■ **Task statement**
Each line that follows should be printed again exactly as it stands.

Extracts from a graphics dataset:
==========
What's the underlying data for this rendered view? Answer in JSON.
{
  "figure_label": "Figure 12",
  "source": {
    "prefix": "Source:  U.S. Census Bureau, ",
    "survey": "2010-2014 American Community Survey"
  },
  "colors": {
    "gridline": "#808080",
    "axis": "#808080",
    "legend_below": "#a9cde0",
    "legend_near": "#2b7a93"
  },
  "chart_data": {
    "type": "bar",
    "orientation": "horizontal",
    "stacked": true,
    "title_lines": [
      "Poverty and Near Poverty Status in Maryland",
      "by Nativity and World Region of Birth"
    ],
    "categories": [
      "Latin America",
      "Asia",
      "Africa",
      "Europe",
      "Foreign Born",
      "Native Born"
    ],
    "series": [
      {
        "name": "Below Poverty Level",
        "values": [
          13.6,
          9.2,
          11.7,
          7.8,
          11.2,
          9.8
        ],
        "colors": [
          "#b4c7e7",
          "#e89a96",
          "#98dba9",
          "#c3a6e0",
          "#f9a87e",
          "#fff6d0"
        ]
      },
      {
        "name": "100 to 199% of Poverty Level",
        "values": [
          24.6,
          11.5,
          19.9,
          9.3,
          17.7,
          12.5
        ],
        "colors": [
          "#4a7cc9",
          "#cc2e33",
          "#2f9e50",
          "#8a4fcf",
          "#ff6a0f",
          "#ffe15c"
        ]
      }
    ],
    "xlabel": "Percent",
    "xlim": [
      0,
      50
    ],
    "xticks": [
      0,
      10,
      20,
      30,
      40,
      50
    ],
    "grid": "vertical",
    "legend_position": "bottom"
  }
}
==========
■ **Task output**
What's the underlying data for this rendered view? Answer in JSON.
{
  "figure_label": "Figure 12",
  "source": {
    "prefix": "Source:  U.S. Census Bureau, ",
    "survey": "2010-2014 American Community Survey"
  },
  "colors": {
    "gridline": "#808080",
    "axis": "#808080",
    "legend_below": "#a9cde0",
    "legend_near": "#2b7a93"
  },
  "chart_data": {
    "type": "bar",
    "orientation": "horizontal",
    "stacked": true,
    "title_lines": [
      "Poverty and Near Poverty Status in Maryland",
      "by Nativity and World Region of Birth"
    ],
    "categories": [
      "Latin America",
      "Asia",
      "Africa",
      "Europe",
      "Foreign Born",
      "Native Born"
    ],
    "series": [
      {
        "name": "Below Poverty Level",
        "values": [
          13.6,
          9.2,
          11.7,
          7.8,
          11.2,
          9.8
        ],
        "colors": [
          "#b4c7e7",
          "#e89a96",
          "#98dba9",
          "#c3a6e0",
          "#f9a87e",
          "#fff6d0"
        ]
      },
      {
        "name": "100 to 199% of Poverty Level",
        "values": [
          24.6,
          11.5,
          19.9,
          9.3,
          17.7,
          12.5
        ],
        "colors": [
          "#4a7cc9",
          "#cc2e33",
          "#2f9e50",
          "#8a4fcf",
          "#ff6a0f",
          "#ffe15c"
        ]
      }
    ],
    "xlabel": "Percent",
    "xlim": [
      0,
      50
    ],
    "xticks": [
      0,
      10,
      20,
      30,
      40,
      50
    ],
    "grid": "vertical",
    "legend_position": "bottom"
  }
}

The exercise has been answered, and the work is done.